● **TASK GOAL**
Output the records exactly. Include every line.

● **DATA TO USE**
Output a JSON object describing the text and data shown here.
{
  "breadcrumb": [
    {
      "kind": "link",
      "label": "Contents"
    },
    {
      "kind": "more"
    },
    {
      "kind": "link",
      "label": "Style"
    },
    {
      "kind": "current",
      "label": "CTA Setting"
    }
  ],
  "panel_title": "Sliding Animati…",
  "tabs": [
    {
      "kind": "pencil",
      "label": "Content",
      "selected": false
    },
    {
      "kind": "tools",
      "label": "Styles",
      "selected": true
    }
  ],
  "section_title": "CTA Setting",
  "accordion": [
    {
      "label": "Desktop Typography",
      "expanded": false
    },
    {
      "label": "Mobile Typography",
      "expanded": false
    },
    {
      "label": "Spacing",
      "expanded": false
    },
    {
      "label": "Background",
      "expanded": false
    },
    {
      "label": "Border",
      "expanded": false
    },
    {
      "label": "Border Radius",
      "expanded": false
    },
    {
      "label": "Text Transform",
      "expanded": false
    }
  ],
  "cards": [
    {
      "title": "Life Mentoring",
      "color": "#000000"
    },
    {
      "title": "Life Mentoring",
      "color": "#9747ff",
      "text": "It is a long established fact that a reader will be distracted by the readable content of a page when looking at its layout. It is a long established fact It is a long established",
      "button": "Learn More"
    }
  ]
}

● **REPLY**
Output a JSON object describing the text and data shown here.
{
  "breadcrumb": [
    {
      "kind": "link",
      "label": "Contents"
    },
    {
      "kind": "more"
    },
    {
      "kind": "link",
      "label": "Style"
    },
    {
      "kind": "current",
      "label": "CTA Setting"
    }
  ],
  "panel_title": "Sliding Animati…",
  "tabs": [
    {
      "kind": "pencil",
      "label": "Content",
      "selected": false
    },
    {
      "kind": "tools",
      "label": "Styles",
      "selected": true
    }
  ],
  "section_title": "CTA Setting",
  "accordion": [
    {
      "label": "Desktop Typography",
      "expanded": false
    },
    {
      "label": "Mobile Typography",
      "expanded": false
    },
    {
      "label": "Spacing",
      "expanded": false
    },
    {
      "label": "Background",
      "expanded": false
    },
    {
      "label": "Border",
      "expanded": false
    },
    {
      "label": "Border Radius",
      "expanded": false
    },
    {
      "label": "Text Transform",
      "expanded": false
    }
  ],
  "cards": [
    {
      "title": "Life Mentoring",
      "color": "#000000"
    },
    {
      "title": "Life Mentoring",
      "color": "#9747ff",
      "text": "It is a long established fact that a reader will be distracted by the readable content of a page when looking at its layout. It is a long established fact It is a long established",
      "button": "Learn More"
    }
  ]
}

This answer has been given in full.